Collected data entries
** Start **

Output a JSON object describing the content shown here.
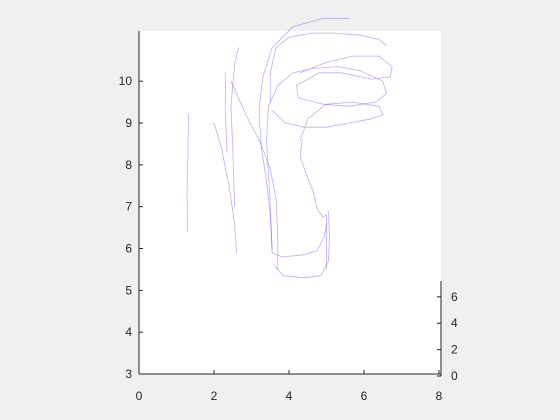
{
  "chart_data": {
    "type": "line",
    "title": "",
    "xlabel": "",
    "ylabel": "",
    "xlim": [
      0,
      8
    ],
    "ylim": [
      3,
      11.2
    ],
    "zlim": [
      0,
      7.2
    ],
    "x_ticks": [
      "0",
      "2",
      "4",
      "6",
      "8"
    ],
    "y_ticks": [
      "3",
      "4",
      "5",
      "6",
      "7",
      "8",
      "9",
      "10"
    ],
    "z_ticks": [
      "0",
      "2",
      "4",
      "6"
    ],
    "grid": false,
    "legend": "none",
    "line_color": "#0000ff",
    "line_opacity": 0.3,
    "series": [
      {
        "points": [
          [
            1.3,
            6.4
          ],
          [
            1.28,
            7.3
          ],
          [
            1.3,
            8.1
          ],
          [
            1.32,
            9.2
          ]
        ]
      },
      {
        "points": [
          [
            2.0,
            9.0
          ],
          [
            2.2,
            8.4
          ],
          [
            2.4,
            7.5
          ],
          [
            2.55,
            6.6
          ],
          [
            2.6,
            5.9
          ]
        ]
      },
      {
        "points": [
          [
            2.35,
            8.3
          ],
          [
            2.3,
            9.2
          ],
          [
            2.3,
            10.2
          ]
        ]
      },
      {
        "points": [
          [
            2.55,
            7.0
          ],
          [
            2.5,
            8.4
          ],
          [
            2.45,
            9.4
          ],
          [
            2.55,
            10.4
          ],
          [
            2.65,
            10.8
          ]
        ]
      },
      {
        "points": [
          [
            2.45,
            10.0
          ],
          [
            2.85,
            9.2
          ],
          [
            3.25,
            8.5
          ],
          [
            3.5,
            7.9
          ],
          [
            3.65,
            7.2
          ],
          [
            3.7,
            6.3
          ],
          [
            3.7,
            5.5
          ]
        ]
      },
      {
        "points": [
          [
            3.55,
            5.9
          ],
          [
            3.5,
            6.8
          ],
          [
            3.4,
            7.6
          ],
          [
            3.25,
            8.5
          ],
          [
            3.2,
            9.3
          ],
          [
            3.3,
            10.1
          ],
          [
            3.55,
            10.8
          ],
          [
            4.1,
            11.3
          ],
          [
            4.9,
            11.5
          ],
          [
            5.6,
            11.5
          ]
        ]
      },
      {
        "points": [
          [
            3.55,
            5.9
          ],
          [
            3.8,
            5.8
          ],
          [
            4.4,
            5.85
          ],
          [
            4.75,
            5.95
          ],
          [
            4.95,
            6.3
          ],
          [
            5.0,
            6.6
          ]
        ]
      },
      {
        "points": [
          [
            3.6,
            5.6
          ],
          [
            3.85,
            5.35
          ],
          [
            4.4,
            5.3
          ],
          [
            4.85,
            5.35
          ],
          [
            5.05,
            5.7
          ],
          [
            5.08,
            6.3
          ],
          [
            5.05,
            6.9
          ]
        ]
      },
      {
        "points": [
          [
            3.55,
            6.0
          ],
          [
            3.5,
            7.0
          ],
          [
            3.45,
            7.8
          ],
          [
            3.4,
            8.6
          ],
          [
            3.45,
            9.4
          ],
          [
            3.7,
            9.9
          ],
          [
            4.1,
            10.2
          ],
          [
            4.6,
            10.3
          ],
          [
            5.3,
            10.35
          ],
          [
            5.9,
            10.25
          ],
          [
            6.5,
            10.0
          ],
          [
            6.6,
            9.7
          ],
          [
            6.3,
            9.5
          ],
          [
            5.6,
            9.4
          ],
          [
            4.9,
            9.45
          ],
          [
            4.25,
            9.6
          ],
          [
            4.2,
            9.9
          ],
          [
            4.8,
            10.2
          ],
          [
            5.4,
            10.2
          ],
          [
            6.2,
            10.05
          ],
          [
            6.7,
            10.1
          ],
          [
            6.75,
            10.35
          ],
          [
            6.4,
            10.6
          ],
          [
            5.7,
            10.6
          ],
          [
            5.0,
            10.45
          ],
          [
            4.3,
            10.2
          ]
        ]
      },
      {
        "points": [
          [
            3.55,
            9.3
          ],
          [
            3.9,
            9.0
          ],
          [
            4.4,
            8.9
          ],
          [
            5.0,
            8.9
          ],
          [
            5.6,
            9.0
          ],
          [
            6.2,
            9.1
          ],
          [
            6.5,
            9.2
          ],
          [
            6.4,
            9.4
          ],
          [
            5.7,
            9.5
          ],
          [
            5.0,
            9.45
          ],
          [
            4.5,
            9.1
          ],
          [
            4.3,
            8.6
          ]
        ]
      },
      {
        "points": [
          [
            3.5,
            9.5
          ],
          [
            3.5,
            10.2
          ],
          [
            3.65,
            10.8
          ],
          [
            4.0,
            11.05
          ],
          [
            4.6,
            11.15
          ],
          [
            5.2,
            11.15
          ],
          [
            5.9,
            11.1
          ],
          [
            6.4,
            11.0
          ],
          [
            6.6,
            10.85
          ]
        ]
      },
      {
        "points": [
          [
            4.35,
            8.6
          ],
          [
            4.3,
            8.2
          ],
          [
            4.45,
            7.8
          ],
          [
            4.65,
            7.35
          ],
          [
            4.75,
            6.95
          ],
          [
            4.9,
            6.75
          ],
          [
            5.0,
            6.8
          ],
          [
            5.0,
            6.2
          ],
          [
            5.0,
            5.5
          ]
        ]
      }
    ]
  }
}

** End **

- Given request
Would you return the data exactly as written, without the pictures?

- Task output
Output a JSON object describing the content shown here.
{
  "chart_data": {
    "type": "line",
    "title": "",
    "xlabel": "",
    "ylabel": "",
    "xlim": [
      0,
      8
    ],
    "ylim": [
      3,
      11.2
    ],
    "zlim": [
      0,
      7.2
    ],
    "x_ticks": [
      "0",
      "2",
      "4",
      "6",
      "8"
    ],
    "y_ticks": [
      "3",
      "4",
      "5",
      "6",
      "7",
      "8",
      "9",
      "10"
    ],
    "z_ticks": [
      "0",
      "2",
      "4",
      "6"
    ],
    "grid": false,
    "legend": "none",
    "line_color": "#0000ff",
    "line_opacity": 0.3,
    "series": [
      {
        "points": [
          [
            1.3,
            6.4
          ],
          [
            1.28,
            7.3
          ],
          [
            1.3,
            8.1
          ],
          [
            1.32,
            9.2
          ]
        ]
      },
      {
        "points": [
          [
            2.0,
            9.0
          ],
          [
            2.2,
            8.4
          ],
          [
            2.4,
            7.5
          ],
          [
            2.55,
            6.6
          ],
          [
            2.6,
            5.9
          ]
        ]
      },
      {
        "points": [
          [
            2.35,
            8.3
          ],
          [
            2.3,
            9.2
          ],
          [
            2.3,
            10.2
          ]
        ]
      },
      {
        "points": [
          [
            2.55,
            7.0
          ],
          [
            2.5,
            8.4
          ],
          [
            2.45,
            9.4
          ],
          [
            2.55,
            10.4
          ],
          [
            2.65,
            10.8
          ]
        ]
      },
      {
        "points": [
          [
            2.45,
            10.0
          ],
          [
            2.85,
            9.2
          ],
          [
            3.25,
            8.5
          ],
          [
            3.5,
            7.9
          ],
          [
            3.65,
            7.2
          ],
          [
            3.7,
            6.3
          ],
          [
            3.7,
            5.5
          ]
        ]
      },
      {
        "points": [
          [
            3.55,
            5.9
          ],
          [
            3.5,
            6.8
          ],
          [
            3.4,
            7.6
          ],
          [
            3.25,
            8.5
          ],
          [
            3.2,
            9.3
          ],
          [
            3.3,
            10.1
          ],
          [
            3.55,
            10.8
          ],
          [
            4.1,
            11.3
          ],
          [
            4.9,
            11.5
          ],
          [
            5.6,
            11.5
          ]
        ]
      },
      {
        "points": [
          [
            3.55,
            5.9
          ],
          [
            3.8,
            5.8
          ],
          [
            4.4,
            5.85
          ],
          [
            4.75,
            5.95
          ],
          [
            4.95,
            6.3
          ],
          [
            5.0,
            6.6
          ]
        ]
      },
      {
        "points": [
          [
            3.6,
            5.6
          ],
          [
            3.85,
            5.35
          ],
          [
            4.4,
            5.3
          ],
          [
            4.85,
            5.35
          ],
          [
            5.05,
            5.7
          ],
          [
            5.08,
            6.3
          ],
          [
            5.05,
            6.9
          ]
        ]
      },
      {
        "points": [
          [
            3.55,
            6.0
          ],
          [
            3.5,
            7.0
          ],
          [
            3.45,
            7.8
          ],
          [
            3.4,
            8.6
          ],
          [
            3.45,
            9.4
          ],
          [
            3.7,
            9.9
          ],
          [
            4.1,
            10.2
          ],
          [
            4.6,
            10.3
          ],
          [
            5.3,
            10.35
          ],
          [
            5.9,
            10.25
          ],
          [
            6.5,
            10.0
          ],
          [
            6.6,
            9.7
          ],
          [
            6.3,
            9.5
          ],
          [
            5.6,
            9.4
          ],
          [
            4.9,
            9.45
          ],
          [
            4.25,
            9.6
          ],
          [
            4.2,
            9.9
          ],
          [
            4.8,
            10.2
          ],
          [
            5.4,
            10.2
          ],
          [
            6.2,
            10.05
          ],
          [
            6.7,
            10.1
          ],
          [
            6.75,
            10.35
          ],
          [
            6.4,
            10.6
          ],
          [
            5.7,
            10.6
          ],
          [
            5.0,
            10.45
          ],
          [
            4.3,
            10.2
          ]
        ]
      },
      {
        "points": [
          [
            3.55,
            9.3
          ],
          [
            3.9,
            9.0
          ],
          [
            4.4,
            8.9
          ],
          [
            5.0,
            8.9
          ],
          [
            5.6,
            9.0
          ],
          [
            6.2,
            9.1
          ],
          [
            6.5,
            9.2
          ],
          [
            6.4,
            9.4
          ],
          [
            5.7,
            9.5
          ],
          [
            5.0,
            9.45
          ],
          [
            4.5,
            9.1
          ],
          [
            4.3,
            8.6
          ]
        ]
      },
      {
        "points": [
          [
            3.5,
            9.5
          ],
          [
            3.5,
            10.2
          ],
          [
            3.65,
            10.8
          ],
          [
            4.0,
            11.05
          ],
          [
            4.6,
            11.15
          ],
          [
            5.2,
            11.15
          ],
          [
            5.9,
            11.1
          ],
          [
            6.4,
            11.0
          ],
          [
            6.6,
            10.85
          ]
        ]
      },
      {
        "points": [
          [
            4.35,
            8.6
          ],
          [
            4.3,
            8.2
          ],
          [
            4.45,
            7.8
          ],
          [
            4.65,
            7.35
          ],
          [
            4.75,
            6.95
          ],
          [
            4.9,
            6.75
          ],
          [
            5.0,
            6.8
          ],
          [
            5.0,
            6.2
          ],
          [
            5.0,
            5.5
          ]
        ]
      }
    ]
  }
}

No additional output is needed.